>> Begin

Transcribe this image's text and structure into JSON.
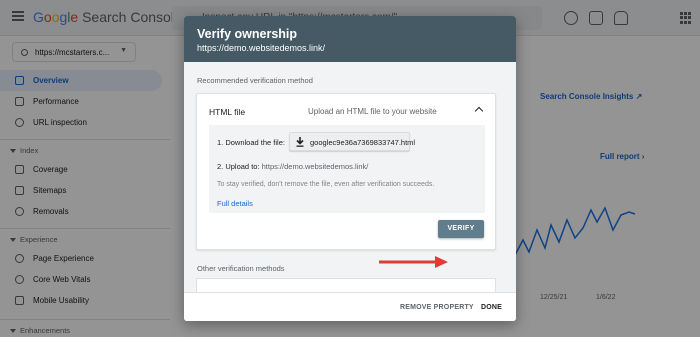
{
  "app": {
    "logo_google": "Google",
    "logo_product": "Search Console",
    "search_placeholder": "Inspect any URL in \"https://mcstarters.com/\"",
    "property": "https://mcstarters.c..."
  },
  "sidebar": {
    "items_top": [
      {
        "label": "Overview",
        "icon": "overview-icon"
      },
      {
        "label": "Performance",
        "icon": "trend-icon"
      },
      {
        "label": "URL inspection",
        "icon": "search-icon"
      }
    ],
    "section_index": "Index",
    "items_index": [
      {
        "label": "Coverage",
        "icon": "coverage-icon"
      },
      {
        "label": "Sitemaps",
        "icon": "sitemaps-icon"
      },
      {
        "label": "Removals",
        "icon": "removals-icon"
      }
    ],
    "section_experience": "Experience",
    "items_experience": [
      {
        "label": "Page Experience",
        "icon": "page-experience-icon"
      },
      {
        "label": "Core Web Vitals",
        "icon": "speed-icon"
      },
      {
        "label": "Mobile Usability",
        "icon": "mobile-icon"
      }
    ],
    "section_enhancements": "Enhancements"
  },
  "main": {
    "title_fragment": "O",
    "insights_link": "Search Console Insights",
    "full_report": "Full report",
    "x_labels": [
      "12/25/21",
      "1/6/22"
    ]
  },
  "dialog": {
    "title": "Verify ownership",
    "subtitle": "https://demo.websitedemos.link/",
    "recommended_label": "Recommended verification method",
    "method_title": "HTML file",
    "method_description": "Upload an HTML file to your website",
    "step1_label": "1. Download the file:",
    "download_file": "googlec9e36a7369833747.html",
    "step2_label": "2. Upload to:",
    "step2_url": "https://demo.websitedemos.link/",
    "note": "To stay verified, don't remove the file, even after verification succeeds.",
    "full_details": "Full details",
    "verify_button": "VERIFY",
    "other_label": "Other verification methods",
    "remove_property": "REMOVE PROPERTY",
    "done": "DONE"
  },
  "colors": {
    "header": "#455a64",
    "verify": "#5f7d8c",
    "link": "#1967d2",
    "arrow": "#e53935"
  }
}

>> End

» PROBLEM REQUIREMENTS
Reproduce every entry word for word, but omit the pictures.

» SOLVED EXERCISE
Transcribe this image's text and structure into JSON.
{
  "app": {
    "logo_google": "Google",
    "logo_product": "Search Console",
    "search_placeholder": "Inspect any URL in \"https://mcstarters.com/\"",
    "property": "https://mcstarters.c..."
  },
  "sidebar": {
    "items_top": [
      {
        "label": "Overview",
        "icon": "overview-icon"
      },
      {
        "label": "Performance",
        "icon": "trend-icon"
      },
      {
        "label": "URL inspection",
        "icon": "search-icon"
      }
    ],
    "section_index": "Index",
    "items_index": [
      {
        "label": "Coverage",
        "icon": "coverage-icon"
      },
      {
        "label": "Sitemaps",
        "icon": "sitemaps-icon"
      },
      {
        "label": "Removals",
        "icon": "removals-icon"
      }
    ],
    "section_experience": "Experience",
    "items_experience": [
      {
        "label": "Page Experience",
        "icon": "page-experience-icon"
      },
      {
        "label": "Core Web Vitals",
        "icon": "speed-icon"
      },
      {
        "label": "Mobile Usability",
        "icon": "mobile-icon"
      }
    ],
    "section_enhancements": "Enhancements"
  },
  "main": {
    "title_fragment": "O",
    "insights_link": "Search Console Insights",
    "full_report": "Full report",
    "x_labels": [
      "12/25/21",
      "1/6/22"
    ]
  },
  "dialog": {
    "title": "Verify ownership",
    "subtitle": "https://demo.websitedemos.link/",
    "recommended_label": "Recommended verification method",
    "method_title": "HTML file",
    "method_description": "Upload an HTML file to your website",
    "step1_label": "1. Download the file:",
    "download_file": "googlec9e36a7369833747.html",
    "step2_label": "2. Upload to:",
    "step2_url": "https://demo.websitedemos.link/",
    "note": "To stay verified, don't remove the file, even after verification succeeds.",
    "full_details": "Full details",
    "verify_button": "VERIFY",
    "other_label": "Other verification methods",
    "remove_property": "REMOVE PROPERTY",
    "done": "DONE"
  },
  "colors": {
    "header": "#455a64",
    "verify": "#5f7d8c",
    "link": "#1967d2",
    "arrow": "#e53935"
  }
}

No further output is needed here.